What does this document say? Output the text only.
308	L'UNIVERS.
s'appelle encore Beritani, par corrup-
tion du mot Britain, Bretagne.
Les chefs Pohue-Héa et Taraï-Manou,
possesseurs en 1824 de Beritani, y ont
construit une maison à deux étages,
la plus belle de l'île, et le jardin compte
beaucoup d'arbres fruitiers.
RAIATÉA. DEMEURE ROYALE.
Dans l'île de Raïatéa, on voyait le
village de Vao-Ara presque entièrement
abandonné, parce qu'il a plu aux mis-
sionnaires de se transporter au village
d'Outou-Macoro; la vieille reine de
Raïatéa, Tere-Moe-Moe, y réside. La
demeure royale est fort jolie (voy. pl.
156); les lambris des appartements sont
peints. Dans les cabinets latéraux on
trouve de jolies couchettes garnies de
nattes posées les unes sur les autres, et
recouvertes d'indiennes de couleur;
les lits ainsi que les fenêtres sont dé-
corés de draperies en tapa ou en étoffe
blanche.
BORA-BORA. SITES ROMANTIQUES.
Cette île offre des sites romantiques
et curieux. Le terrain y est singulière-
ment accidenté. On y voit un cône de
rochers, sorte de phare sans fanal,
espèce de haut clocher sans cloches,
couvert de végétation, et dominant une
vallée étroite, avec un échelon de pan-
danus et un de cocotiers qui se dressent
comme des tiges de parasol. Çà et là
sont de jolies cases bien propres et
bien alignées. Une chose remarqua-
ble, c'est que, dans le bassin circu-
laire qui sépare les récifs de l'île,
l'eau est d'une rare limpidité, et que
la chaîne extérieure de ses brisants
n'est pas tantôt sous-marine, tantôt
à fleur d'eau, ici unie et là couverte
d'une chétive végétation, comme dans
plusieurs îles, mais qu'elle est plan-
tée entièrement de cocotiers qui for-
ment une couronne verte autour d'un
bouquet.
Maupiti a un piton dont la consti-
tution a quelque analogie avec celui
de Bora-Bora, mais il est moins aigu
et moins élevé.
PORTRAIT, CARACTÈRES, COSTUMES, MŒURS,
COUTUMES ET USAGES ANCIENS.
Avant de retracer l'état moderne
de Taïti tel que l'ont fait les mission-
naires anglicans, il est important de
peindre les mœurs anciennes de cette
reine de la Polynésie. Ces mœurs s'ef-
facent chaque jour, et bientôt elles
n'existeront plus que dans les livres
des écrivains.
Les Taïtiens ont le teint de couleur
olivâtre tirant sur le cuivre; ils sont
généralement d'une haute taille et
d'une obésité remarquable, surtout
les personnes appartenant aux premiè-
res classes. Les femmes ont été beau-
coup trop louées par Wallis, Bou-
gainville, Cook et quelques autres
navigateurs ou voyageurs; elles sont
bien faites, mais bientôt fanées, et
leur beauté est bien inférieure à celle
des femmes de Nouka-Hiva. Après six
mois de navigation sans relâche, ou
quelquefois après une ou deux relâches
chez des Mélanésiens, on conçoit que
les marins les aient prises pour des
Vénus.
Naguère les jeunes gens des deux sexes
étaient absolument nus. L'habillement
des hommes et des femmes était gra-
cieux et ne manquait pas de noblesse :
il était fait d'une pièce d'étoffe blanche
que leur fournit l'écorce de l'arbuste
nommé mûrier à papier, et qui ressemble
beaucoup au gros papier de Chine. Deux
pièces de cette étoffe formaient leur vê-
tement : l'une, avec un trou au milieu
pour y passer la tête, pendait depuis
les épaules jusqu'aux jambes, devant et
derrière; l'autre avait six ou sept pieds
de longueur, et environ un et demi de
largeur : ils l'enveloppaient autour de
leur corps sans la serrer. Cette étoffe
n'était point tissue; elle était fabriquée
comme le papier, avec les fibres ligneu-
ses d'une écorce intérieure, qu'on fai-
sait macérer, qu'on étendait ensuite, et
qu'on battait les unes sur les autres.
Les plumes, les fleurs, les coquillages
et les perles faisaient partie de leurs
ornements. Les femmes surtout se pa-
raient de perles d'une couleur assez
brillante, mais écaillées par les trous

(CHALLENGE):
From the listing above, collect each line in which the string "sont" appears.

(ANSWER TO THE PROBLEM):
156); les lambris des appartements sont
les lits ainsi que les fenêtres sont dé-
sont de jolies cases bien propres et
olivâtre tirant sur le cuivre; ils sont
navigateurs ou voyageurs; elles sont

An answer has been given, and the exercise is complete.